* **STATED TASK**: Wherever the string "content" appears, copy the whole line.

-----

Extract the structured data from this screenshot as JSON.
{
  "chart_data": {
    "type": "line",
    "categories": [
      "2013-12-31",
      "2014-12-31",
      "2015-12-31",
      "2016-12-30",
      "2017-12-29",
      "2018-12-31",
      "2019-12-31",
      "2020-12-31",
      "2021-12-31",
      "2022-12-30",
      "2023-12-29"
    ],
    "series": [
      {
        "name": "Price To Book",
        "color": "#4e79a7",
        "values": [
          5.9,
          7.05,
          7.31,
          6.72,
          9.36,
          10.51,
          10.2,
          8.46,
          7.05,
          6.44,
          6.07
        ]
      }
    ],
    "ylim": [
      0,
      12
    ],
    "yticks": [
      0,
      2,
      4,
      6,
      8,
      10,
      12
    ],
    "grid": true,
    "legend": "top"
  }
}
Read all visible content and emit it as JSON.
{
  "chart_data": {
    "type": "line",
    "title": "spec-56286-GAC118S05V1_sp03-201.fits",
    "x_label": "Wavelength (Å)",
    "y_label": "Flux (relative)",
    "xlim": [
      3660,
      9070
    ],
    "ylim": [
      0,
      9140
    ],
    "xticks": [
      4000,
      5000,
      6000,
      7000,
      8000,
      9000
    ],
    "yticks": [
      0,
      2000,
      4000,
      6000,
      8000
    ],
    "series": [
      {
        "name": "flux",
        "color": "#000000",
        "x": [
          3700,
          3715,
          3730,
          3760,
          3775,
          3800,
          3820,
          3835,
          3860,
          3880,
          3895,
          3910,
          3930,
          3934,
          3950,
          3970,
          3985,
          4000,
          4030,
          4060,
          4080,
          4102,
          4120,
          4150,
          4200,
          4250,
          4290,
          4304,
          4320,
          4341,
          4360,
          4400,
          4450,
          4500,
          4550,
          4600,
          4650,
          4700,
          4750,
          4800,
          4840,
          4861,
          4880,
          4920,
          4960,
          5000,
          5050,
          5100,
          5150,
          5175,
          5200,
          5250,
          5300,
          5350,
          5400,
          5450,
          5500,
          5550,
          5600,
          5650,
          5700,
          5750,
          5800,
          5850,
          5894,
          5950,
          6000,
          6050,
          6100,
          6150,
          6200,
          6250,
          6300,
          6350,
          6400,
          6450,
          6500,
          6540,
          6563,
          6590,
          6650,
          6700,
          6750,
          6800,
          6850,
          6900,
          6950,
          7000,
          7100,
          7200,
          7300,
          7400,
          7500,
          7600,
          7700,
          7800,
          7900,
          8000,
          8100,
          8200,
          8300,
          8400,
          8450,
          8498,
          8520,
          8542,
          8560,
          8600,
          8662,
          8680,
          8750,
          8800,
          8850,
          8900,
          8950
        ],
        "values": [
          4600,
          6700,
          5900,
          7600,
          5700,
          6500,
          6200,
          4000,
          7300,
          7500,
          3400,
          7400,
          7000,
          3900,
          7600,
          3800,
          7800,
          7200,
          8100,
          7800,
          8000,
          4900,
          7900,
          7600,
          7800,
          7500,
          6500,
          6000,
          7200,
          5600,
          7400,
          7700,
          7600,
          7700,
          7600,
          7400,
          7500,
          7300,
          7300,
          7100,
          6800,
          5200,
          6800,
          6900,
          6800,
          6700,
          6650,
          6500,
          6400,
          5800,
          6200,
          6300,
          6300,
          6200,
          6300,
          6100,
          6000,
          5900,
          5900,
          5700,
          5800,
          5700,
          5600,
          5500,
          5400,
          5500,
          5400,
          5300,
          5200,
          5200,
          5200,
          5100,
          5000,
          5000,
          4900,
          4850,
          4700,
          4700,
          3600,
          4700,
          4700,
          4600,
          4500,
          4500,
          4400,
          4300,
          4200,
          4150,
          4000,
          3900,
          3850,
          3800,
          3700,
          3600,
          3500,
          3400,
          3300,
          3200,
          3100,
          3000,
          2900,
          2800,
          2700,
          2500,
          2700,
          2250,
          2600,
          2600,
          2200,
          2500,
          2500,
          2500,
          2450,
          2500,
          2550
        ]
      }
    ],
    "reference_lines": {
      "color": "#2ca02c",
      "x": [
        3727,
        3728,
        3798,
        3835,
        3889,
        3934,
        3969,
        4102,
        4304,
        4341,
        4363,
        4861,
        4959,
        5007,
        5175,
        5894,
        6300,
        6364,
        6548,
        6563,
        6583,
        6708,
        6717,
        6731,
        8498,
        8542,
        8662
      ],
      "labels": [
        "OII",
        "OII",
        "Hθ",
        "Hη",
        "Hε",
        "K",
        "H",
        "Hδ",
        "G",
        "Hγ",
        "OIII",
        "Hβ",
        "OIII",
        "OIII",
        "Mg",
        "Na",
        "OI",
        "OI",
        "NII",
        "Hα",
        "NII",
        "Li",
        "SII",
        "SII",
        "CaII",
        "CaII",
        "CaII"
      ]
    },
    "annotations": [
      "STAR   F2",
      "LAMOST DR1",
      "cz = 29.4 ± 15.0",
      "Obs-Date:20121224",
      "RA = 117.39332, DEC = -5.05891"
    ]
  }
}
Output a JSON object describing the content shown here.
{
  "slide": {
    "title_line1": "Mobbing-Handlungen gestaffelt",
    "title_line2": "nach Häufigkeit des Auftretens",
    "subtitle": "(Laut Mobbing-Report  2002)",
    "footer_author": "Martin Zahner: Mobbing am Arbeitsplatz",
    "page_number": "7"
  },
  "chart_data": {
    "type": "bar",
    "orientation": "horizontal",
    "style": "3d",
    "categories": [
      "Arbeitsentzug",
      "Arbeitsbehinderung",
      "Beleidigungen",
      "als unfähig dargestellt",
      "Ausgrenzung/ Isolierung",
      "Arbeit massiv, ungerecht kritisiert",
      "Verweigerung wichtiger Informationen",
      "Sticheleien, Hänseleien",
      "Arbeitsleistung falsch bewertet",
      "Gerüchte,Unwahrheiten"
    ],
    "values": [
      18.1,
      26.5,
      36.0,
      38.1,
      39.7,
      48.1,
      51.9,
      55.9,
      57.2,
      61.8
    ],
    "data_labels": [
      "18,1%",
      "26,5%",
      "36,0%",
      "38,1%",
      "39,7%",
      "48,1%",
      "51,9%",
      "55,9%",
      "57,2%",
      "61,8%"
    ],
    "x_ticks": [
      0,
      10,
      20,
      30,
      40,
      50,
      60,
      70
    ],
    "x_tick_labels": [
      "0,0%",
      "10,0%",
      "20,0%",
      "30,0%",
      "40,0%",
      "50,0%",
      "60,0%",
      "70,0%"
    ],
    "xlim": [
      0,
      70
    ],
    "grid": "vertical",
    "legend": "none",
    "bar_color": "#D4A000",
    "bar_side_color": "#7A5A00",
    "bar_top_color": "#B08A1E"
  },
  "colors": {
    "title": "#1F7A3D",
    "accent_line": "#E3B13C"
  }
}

-----

* **CORRECT ANSWER**:
Read all visible content and emit it as JSON.
Output a JSON object describing the content shown here.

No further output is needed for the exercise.